:: GIVEN INFORMATION ::

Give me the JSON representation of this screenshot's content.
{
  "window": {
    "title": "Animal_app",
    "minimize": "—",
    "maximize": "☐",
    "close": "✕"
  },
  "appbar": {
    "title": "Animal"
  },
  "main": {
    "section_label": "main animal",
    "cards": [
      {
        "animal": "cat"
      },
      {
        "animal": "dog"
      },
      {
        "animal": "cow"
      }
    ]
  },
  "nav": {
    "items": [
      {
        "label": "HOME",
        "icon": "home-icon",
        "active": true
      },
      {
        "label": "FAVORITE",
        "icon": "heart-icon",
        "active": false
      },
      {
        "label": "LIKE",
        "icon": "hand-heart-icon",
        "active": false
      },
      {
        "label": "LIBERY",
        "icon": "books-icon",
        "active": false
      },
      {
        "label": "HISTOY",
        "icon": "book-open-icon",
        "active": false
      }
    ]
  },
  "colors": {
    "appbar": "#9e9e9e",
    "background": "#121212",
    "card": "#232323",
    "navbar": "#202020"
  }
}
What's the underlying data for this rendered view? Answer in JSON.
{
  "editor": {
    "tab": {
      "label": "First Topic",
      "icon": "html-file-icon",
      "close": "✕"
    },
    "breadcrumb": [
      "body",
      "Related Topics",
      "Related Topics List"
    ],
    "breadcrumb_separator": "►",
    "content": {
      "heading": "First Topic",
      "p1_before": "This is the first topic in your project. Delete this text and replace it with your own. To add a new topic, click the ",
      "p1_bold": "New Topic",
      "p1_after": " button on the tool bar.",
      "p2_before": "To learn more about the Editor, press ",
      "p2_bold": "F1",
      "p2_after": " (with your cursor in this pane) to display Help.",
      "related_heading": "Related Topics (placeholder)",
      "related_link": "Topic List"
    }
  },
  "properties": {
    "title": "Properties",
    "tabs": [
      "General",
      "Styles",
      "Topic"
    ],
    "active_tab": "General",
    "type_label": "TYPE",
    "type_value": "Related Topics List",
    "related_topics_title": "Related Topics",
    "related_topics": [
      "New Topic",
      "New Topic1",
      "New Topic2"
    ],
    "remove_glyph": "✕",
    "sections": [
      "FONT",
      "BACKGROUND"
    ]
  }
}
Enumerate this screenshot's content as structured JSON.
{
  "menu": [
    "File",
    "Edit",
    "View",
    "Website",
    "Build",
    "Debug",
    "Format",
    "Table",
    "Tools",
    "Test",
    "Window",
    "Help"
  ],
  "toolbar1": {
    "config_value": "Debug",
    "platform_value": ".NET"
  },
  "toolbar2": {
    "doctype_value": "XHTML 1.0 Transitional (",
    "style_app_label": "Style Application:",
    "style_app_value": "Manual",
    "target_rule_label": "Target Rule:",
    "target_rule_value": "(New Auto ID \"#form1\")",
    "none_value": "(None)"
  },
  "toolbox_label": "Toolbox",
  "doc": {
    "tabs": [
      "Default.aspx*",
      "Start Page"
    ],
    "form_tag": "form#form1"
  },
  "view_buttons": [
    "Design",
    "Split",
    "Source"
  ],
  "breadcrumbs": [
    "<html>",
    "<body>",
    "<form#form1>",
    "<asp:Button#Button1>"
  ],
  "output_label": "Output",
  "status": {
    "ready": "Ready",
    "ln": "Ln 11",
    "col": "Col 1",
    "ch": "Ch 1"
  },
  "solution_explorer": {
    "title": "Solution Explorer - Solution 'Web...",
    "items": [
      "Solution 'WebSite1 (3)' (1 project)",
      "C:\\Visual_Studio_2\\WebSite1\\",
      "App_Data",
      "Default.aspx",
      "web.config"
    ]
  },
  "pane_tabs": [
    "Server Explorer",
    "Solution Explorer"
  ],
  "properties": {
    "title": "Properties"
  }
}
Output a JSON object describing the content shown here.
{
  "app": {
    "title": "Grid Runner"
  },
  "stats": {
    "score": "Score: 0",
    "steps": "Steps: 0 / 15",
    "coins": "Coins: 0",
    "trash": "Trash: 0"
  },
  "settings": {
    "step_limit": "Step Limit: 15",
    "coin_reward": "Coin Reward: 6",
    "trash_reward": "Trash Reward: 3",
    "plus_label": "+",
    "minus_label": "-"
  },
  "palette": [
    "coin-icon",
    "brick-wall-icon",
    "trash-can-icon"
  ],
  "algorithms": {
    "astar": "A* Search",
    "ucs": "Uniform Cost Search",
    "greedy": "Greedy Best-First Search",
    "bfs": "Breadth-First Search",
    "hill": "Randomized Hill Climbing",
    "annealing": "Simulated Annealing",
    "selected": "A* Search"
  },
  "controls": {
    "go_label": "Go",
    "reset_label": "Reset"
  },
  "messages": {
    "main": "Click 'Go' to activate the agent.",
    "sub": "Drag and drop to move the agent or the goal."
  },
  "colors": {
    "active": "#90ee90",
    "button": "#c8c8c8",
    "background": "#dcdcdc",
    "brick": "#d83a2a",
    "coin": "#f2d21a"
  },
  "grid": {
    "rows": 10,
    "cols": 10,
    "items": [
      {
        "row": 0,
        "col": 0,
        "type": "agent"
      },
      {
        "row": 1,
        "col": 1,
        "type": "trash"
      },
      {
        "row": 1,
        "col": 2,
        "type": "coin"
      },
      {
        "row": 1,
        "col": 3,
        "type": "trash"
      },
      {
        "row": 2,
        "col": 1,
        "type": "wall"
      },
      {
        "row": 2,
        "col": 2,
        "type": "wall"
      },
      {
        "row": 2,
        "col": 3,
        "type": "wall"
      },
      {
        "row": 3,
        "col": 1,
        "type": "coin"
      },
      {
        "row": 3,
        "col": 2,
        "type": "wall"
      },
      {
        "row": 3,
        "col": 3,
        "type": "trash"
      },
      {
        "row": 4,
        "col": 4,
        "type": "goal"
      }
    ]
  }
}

:::

> _DIRECTIVE_:
Nothing should be left out: repeat all of the data exactly.

> _REPLY TO THE TASK_:
Give me the JSON representation of this screenshot's content.
{
  "window": {
    "title": "Animal_app",
    "minimize": "—",
    "maximize": "☐",
    "close": "✕"
  },
  "appbar": {
    "title": "Animal"
  },
  "main": {
    "section_label": "main animal",
    "cards": [
      {
        "animal": "cat"
      },
      {
        "animal": "dog"
      },
      {
        "animal": "cow"
      }
    ]
  },
  "nav": {
    "items": [
      {
        "label": "HOME",
        "icon": "home-icon",
        "active": true
      },
      {
        "label": "FAVORITE",
        "icon": "heart-icon",
        "active": false
      },
      {
        "label": "LIKE",
        "icon": "hand-heart-icon",
        "active": false
      },
      {
        "label": "LIBERY",
        "icon": "books-icon",
        "active": false
      },
      {
        "label": "HISTOY",
        "icon": "book-open-icon",
        "active": false
      }
    ]
  },
  "colors": {
    "appbar": "#9e9e9e",
    "background": "#121212",
    "card": "#232323",
    "navbar": "#202020"
  }
}
What's the underlying data for this rendered view? Answer in JSON.
{
  "editor": {
    "tab": {
      "label": "First Topic",
      "icon": "html-file-icon",
      "close": "✕"
    },
    "breadcrumb": [
      "body",
      "Related Topics",
      "Related Topics List"
    ],
    "breadcrumb_separator": "►",
    "content": {
      "heading": "First Topic",
      "p1_before": "This is the first topic in your project. Delete this text and replace it with your own. To add a new topic, click the ",
      "p1_bold": "New Topic",
      "p1_after": " button on the tool bar.",
      "p2_before": "To learn more about the Editor, press ",
      "p2_bold": "F1",
      "p2_after": " (with your cursor in this pane) to display Help.",
      "related_heading": "Related Topics (placeholder)",
      "related_link": "Topic List"
    }
  },
  "properties": {
    "title": "Properties",
    "tabs": [
      "General",
      "Styles",
      "Topic"
    ],
    "active_tab": "General",
    "type_label": "TYPE",
    "type_value": "Related Topics List",
    "related_topics_title": "Related Topics",
    "related_topics": [
      "New Topic",
      "New Topic1",
      "New Topic2"
    ],
    "remove_glyph": "✕",
    "sections": [
      "FONT",
      "BACKGROUND"
    ]
  }
}
Enumerate this screenshot's content as structured JSON.
{
  "menu": [
    "File",
    "Edit",
    "View",
    "Website",
    "Build",
    "Debug",
    "Format",
    "Table",
    "Tools",
    "Test",
    "Window",
    "Help"
  ],
  "toolbar1": {
    "config_value": "Debug",
    "platform_value": ".NET"
  },
  "toolbar2": {
    "doctype_value": "XHTML 1.0 Transitional (",
    "style_app_label": "Style Application:",
    "style_app_value": "Manual",
    "target_rule_label": "Target Rule:",
    "target_rule_value": "(New Auto ID \"#form1\")",
    "none_value": "(None)"
  },
  "toolbox_label": "Toolbox",
  "doc": {
    "tabs": [
      "Default.aspx*",
      "Start Page"
    ],
    "form_tag": "form#form1"
  },
  "view_buttons": [
    "Design",
    "Split",
    "Source"
  ],
  "breadcrumbs": [
    "<html>",
    "<body>",
    "<form#form1>",
    "<asp:Button#Button1>"
  ],
  "output_label": "Output",
  "status": {
    "ready": "Ready",
    "ln": "Ln 11",
    "col": "Col 1",
    "ch": "Ch 1"
  },
  "solution_explorer": {
    "title": "Solution Explorer - Solution 'Web...",
    "items": [
      "Solution 'WebSite1 (3)' (1 project)",
      "C:\\Visual_Studio_2\\WebSite1\\",
      "App_Data",
      "Default.aspx",
      "web.config"
    ]
  },
  "pane_tabs": [
    "Server Explorer",
    "Solution Explorer"
  ],
  "properties": {
    "title": "Properties"
  }
}
Output a JSON object describing the content shown here.
{
  "app": {
    "title": "Grid Runner"
  },
  "stats": {
    "score": "Score: 0",
    "steps": "Steps: 0 / 15",
    "coins": "Coins: 0",
    "trash": "Trash: 0"
  },
  "settings": {
    "step_limit": "Step Limit: 15",
    "coin_reward": "Coin Reward: 6",
    "trash_reward": "Trash Reward: 3",
    "plus_label": "+",
    "minus_label": "-"
  },
  "palette": [
    "coin-icon",
    "brick-wall-icon",
    "trash-can-icon"
  ],
  "algorithms": {
    "astar": "A* Search",
    "ucs": "Uniform Cost Search",
    "greedy": "Greedy Best-First Search",
    "bfs": "Breadth-First Search",
    "hill": "Randomized Hill Climbing",
    "annealing": "Simulated Annealing",
    "selected": "A* Search"
  },
  "controls": {
    "go_label": "Go",
    "reset_label": "Reset"
  },
  "messages": {
    "main": "Click 'Go' to activate the agent.",
    "sub": "Drag and drop to move the agent or the goal."
  },
  "colors": {
    "active": "#90ee90",
    "button": "#c8c8c8",
    "background": "#dcdcdc",
    "brick": "#d83a2a",
    "coin": "#f2d21a"
  },
  "grid": {
    "rows": 10,
    "cols": 10,
    "items": [
      {
        "row": 0,
        "col": 0,
        "type": "agent"
      },
      {
        "row": 1,
        "col": 1,
        "type": "trash"
      },
      {
        "row": 1,
        "col": 2,
        "type": "coin"
      },
      {
        "row": 1,
        "col": 3,
        "type": "trash"
      },
      {
        "row": 2,
        "col": 1,
        "type": "wall"
      },
      {
        "row": 2,
        "col": 2,
        "type": "wall"
      },
      {
        "row": 2,
        "col": 3,
        "type": "wall"
      },
      {
        "row": 3,
        "col": 1,
        "type": "coin"
      },
      {
        "row": 3,
        "col": 2,
        "type": "wall"
      },
      {
        "row": 3,
        "col": 3,
        "type": "trash"
      },
      {
        "row": 4,
        "col": 4,
        "type": "goal"
      }
    ]
  }
}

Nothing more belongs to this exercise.